--- Required work ---
Set down the whole listing verbatim.

------ Data rows ------

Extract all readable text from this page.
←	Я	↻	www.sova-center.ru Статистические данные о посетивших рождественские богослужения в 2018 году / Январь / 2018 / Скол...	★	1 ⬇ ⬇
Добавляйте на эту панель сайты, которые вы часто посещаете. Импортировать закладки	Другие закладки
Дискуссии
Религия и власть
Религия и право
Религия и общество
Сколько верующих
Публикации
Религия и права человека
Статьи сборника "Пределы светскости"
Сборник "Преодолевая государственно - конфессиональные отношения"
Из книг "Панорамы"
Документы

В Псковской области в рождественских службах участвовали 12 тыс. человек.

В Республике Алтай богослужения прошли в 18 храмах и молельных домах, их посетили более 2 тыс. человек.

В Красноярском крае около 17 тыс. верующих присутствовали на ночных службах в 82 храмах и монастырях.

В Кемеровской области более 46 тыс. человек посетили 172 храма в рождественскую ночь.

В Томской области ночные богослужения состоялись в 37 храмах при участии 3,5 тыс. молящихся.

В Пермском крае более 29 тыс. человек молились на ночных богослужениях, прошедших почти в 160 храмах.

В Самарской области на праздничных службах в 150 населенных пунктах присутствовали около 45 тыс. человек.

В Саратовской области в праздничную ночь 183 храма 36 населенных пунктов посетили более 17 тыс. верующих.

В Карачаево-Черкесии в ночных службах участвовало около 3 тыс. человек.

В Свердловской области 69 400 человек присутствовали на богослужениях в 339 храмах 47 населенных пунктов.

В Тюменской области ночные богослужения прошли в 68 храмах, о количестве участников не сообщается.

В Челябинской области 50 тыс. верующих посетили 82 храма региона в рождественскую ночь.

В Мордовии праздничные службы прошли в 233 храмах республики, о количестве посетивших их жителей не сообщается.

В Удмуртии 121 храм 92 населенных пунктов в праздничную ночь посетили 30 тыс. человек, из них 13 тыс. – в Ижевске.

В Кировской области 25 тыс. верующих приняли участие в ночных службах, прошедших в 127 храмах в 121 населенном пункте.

------

--- Full response ---
Extract all readable text from this page.
←	Я	↻	www.sova-center.ru Статистические данные о посетивших рождественские богослужения в 2018 году / Январь / 2018 / Скол...	★	1 ⬇ ⬇
Добавляйте на эту панель сайты, которые вы часто посещаете. Импортировать закладки	Другие закладки
Дискуссии
Религия и власть
Религия и право
Религия и общество
Сколько верующих
Публикации
Религия и права человека
Статьи сборника "Пределы светскости"
Сборник "Преодолевая государственно - конфессиональные отношения"
Из книг "Панорамы"
Документы

В Псковской области в рождественских службах участвовали 12 тыс. человек.

В Республике Алтай богослужения прошли в 18 храмах и молельных домах, их посетили более 2 тыс. человек.

В Красноярском крае около 17 тыс. верующих присутствовали на ночных службах в 82 храмах и монастырях.

В Кемеровской области более 46 тыс. человек посетили 172 храма в рождественскую ночь.

В Томской области ночные богослужения состоялись в 37 храмах при участии 3,5 тыс. молящихся.

В Пермском крае более 29 тыс. человек молились на ночных богослужениях, прошедших почти в 160 храмах.

В Самарской области на праздничных службах в 150 населенных пунктах присутствовали около 45 тыс. человек.

В Саратовской области в праздничную ночь 183 храма 36 населенных пунктов посетили более 17 тыс. верующих.

В Карачаево-Черкесии в ночных службах участвовало около 3 тыс. человек.

В Свердловской области 69 400 человек присутствовали на богослужениях в 339 храмах 47 населенных пунктов.

В Тюменской области ночные богослужения прошли в 68 храмах, о количестве участников не сообщается.

В Челябинской области 50 тыс. верующих посетили 82 храма региона в рождественскую ночь.

В Мордовии праздничные службы прошли в 233 храмах республики, о количестве посетивших их жителей не сообщается.

В Удмуртии 121 храм 92 населенных пунктов в праздничную ночь посетили 30 тыс. человек, из них 13 тыс. – в Ижевске.

В Кировской области 25 тыс. верующих приняли участие в ночных службах, прошедших в 127 храмах в 121 населенном пункте.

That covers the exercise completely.